▶ _The problem_: Extract, from the listing that follows, each line containing the word "screenshot".

▶ _Working data_:
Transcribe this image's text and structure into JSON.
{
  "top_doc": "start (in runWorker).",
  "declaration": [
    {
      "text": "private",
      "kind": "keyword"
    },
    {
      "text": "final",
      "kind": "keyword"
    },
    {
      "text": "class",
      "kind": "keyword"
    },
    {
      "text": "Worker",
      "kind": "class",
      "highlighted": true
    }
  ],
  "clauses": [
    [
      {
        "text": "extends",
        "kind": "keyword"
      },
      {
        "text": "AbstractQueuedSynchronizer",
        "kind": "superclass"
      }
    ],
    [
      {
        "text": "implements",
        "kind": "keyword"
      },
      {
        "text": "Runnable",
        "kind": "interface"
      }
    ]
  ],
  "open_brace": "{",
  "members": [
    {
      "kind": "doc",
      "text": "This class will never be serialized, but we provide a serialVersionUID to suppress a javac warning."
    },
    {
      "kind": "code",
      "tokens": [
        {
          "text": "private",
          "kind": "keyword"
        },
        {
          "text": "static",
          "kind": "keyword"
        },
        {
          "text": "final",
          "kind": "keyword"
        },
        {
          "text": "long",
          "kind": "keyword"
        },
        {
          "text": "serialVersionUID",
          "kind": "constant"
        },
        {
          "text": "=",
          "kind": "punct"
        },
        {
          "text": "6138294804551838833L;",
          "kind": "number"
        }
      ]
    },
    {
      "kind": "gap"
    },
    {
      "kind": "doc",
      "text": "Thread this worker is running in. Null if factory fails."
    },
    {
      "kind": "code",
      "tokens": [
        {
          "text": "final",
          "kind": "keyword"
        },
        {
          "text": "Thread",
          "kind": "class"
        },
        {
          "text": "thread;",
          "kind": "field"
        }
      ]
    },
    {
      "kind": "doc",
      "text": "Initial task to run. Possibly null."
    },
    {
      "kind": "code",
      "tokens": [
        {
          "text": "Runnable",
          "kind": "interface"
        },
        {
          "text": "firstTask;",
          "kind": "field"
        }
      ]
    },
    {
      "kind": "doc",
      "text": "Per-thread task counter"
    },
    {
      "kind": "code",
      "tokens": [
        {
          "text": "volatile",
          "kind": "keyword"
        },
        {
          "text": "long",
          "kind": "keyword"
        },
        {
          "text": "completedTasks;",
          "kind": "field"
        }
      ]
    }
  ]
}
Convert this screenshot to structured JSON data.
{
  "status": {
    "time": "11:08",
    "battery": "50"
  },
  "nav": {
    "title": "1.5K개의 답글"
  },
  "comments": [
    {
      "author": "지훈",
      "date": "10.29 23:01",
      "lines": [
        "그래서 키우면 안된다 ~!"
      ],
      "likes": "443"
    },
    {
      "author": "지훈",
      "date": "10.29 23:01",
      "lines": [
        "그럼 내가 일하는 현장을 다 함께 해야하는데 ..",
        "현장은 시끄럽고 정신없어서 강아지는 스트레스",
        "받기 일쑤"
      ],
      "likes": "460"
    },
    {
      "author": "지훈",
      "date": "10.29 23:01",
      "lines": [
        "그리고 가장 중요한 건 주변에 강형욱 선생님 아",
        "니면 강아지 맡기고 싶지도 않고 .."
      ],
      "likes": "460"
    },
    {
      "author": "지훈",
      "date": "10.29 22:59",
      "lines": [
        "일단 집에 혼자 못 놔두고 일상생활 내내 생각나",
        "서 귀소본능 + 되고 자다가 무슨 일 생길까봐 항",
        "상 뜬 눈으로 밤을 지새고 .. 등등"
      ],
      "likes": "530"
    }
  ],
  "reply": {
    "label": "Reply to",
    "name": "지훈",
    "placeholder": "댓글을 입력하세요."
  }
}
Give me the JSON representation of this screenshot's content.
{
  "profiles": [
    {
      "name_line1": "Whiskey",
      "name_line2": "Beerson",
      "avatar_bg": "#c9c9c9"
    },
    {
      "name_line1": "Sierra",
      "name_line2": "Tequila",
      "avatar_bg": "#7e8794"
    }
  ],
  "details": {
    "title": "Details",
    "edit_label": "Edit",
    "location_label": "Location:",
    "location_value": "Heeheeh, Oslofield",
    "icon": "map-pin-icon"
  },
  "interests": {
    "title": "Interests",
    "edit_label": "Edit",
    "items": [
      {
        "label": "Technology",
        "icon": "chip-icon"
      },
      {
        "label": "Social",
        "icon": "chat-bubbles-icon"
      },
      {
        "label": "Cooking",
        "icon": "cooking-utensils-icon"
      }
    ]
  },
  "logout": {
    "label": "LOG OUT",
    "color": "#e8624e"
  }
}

▶ _Solution below_:
Convert this screenshot to structured JSON data.
Give me the JSON representation of this screenshot's content.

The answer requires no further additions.